[Dataset entries]
--

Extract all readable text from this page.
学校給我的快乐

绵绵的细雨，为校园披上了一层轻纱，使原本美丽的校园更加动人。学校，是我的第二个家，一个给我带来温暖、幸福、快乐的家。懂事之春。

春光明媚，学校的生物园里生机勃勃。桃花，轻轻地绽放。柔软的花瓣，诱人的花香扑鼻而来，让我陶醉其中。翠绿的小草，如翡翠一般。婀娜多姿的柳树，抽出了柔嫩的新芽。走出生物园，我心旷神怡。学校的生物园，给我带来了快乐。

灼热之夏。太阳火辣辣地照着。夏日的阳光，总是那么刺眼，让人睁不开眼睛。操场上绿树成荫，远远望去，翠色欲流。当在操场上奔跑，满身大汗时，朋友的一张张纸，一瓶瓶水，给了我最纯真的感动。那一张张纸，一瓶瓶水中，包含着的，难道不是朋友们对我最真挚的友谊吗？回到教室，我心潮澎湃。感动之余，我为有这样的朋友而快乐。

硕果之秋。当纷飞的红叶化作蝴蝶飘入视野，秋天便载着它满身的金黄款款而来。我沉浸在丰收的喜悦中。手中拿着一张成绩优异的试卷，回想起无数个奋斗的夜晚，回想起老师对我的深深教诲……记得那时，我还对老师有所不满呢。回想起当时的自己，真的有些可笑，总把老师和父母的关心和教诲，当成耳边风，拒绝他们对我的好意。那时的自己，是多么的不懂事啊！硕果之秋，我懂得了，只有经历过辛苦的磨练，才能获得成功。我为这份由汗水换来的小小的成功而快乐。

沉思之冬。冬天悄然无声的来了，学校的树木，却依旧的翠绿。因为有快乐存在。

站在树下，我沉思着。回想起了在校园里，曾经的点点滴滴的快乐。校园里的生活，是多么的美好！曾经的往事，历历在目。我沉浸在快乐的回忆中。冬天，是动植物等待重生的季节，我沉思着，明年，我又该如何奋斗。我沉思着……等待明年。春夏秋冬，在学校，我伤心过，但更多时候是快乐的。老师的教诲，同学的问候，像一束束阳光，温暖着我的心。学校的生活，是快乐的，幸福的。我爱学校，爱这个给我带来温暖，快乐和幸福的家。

--

# Requirements
Copy the material above verbatim.

# Task response
Extract all readable text from this page.
学校給我的快乐

绵绵的细雨，为校园披上了一层轻纱，使原本美丽的校园更加动人。学校，是我的第二个家，一个给我带来温暖、幸福、快乐的家。懂事之春。

春光明媚，学校的生物园里生机勃勃。桃花，轻轻地绽放。柔软的花瓣，诱人的花香扑鼻而来，让我陶醉其中。翠绿的小草，如翡翠一般。婀娜多姿的柳树，抽出了柔嫩的新芽。走出生物园，我心旷神怡。学校的生物园，给我带来了快乐。

灼热之夏。太阳火辣辣地照着。夏日的阳光，总是那么刺眼，让人睁不开眼睛。操场上绿树成荫，远远望去，翠色欲流。当在操场上奔跑，满身大汗时，朋友的一张张纸，一瓶瓶水，给了我最纯真的感动。那一张张纸，一瓶瓶水中，包含着的，难道不是朋友们对我最真挚的友谊吗？回到教室，我心潮澎湃。感动之余，我为有这样的朋友而快乐。

硕果之秋。当纷飞的红叶化作蝴蝶飘入视野，秋天便载着它满身的金黄款款而来。我沉浸在丰收的喜悦中。手中拿着一张成绩优异的试卷，回想起无数个奋斗的夜晚，回想起老师对我的深深教诲……记得那时，我还对老师有所不满呢。回想起当时的自己，真的有些可笑，总把老师和父母的关心和教诲，当成耳边风，拒绝他们对我的好意。那时的自己，是多么的不懂事啊！硕果之秋，我懂得了，只有经历过辛苦的磨练，才能获得成功。我为这份由汗水换来的小小的成功而快乐。

沉思之冬。冬天悄然无声的来了，学校的树木，却依旧的翠绿。因为有快乐存在。

站在树下，我沉思着。回想起了在校园里，曾经的点点滴滴的快乐。校园里的生活，是多么的美好！曾经的往事，历历在目。我沉浸在快乐的回忆中。冬天，是动植物等待重生的季节，我沉思着，明年，我又该如何奋斗。我沉思着……等待明年。春夏秋冬，在学校，我伤心过，但更多时候是快乐的。老师的教诲，同学的问候，像一束束阳光，温暖着我的心。学校的生活，是快乐的，幸福的。我爱学校，爱这个给我带来温暖，快乐和幸福的家。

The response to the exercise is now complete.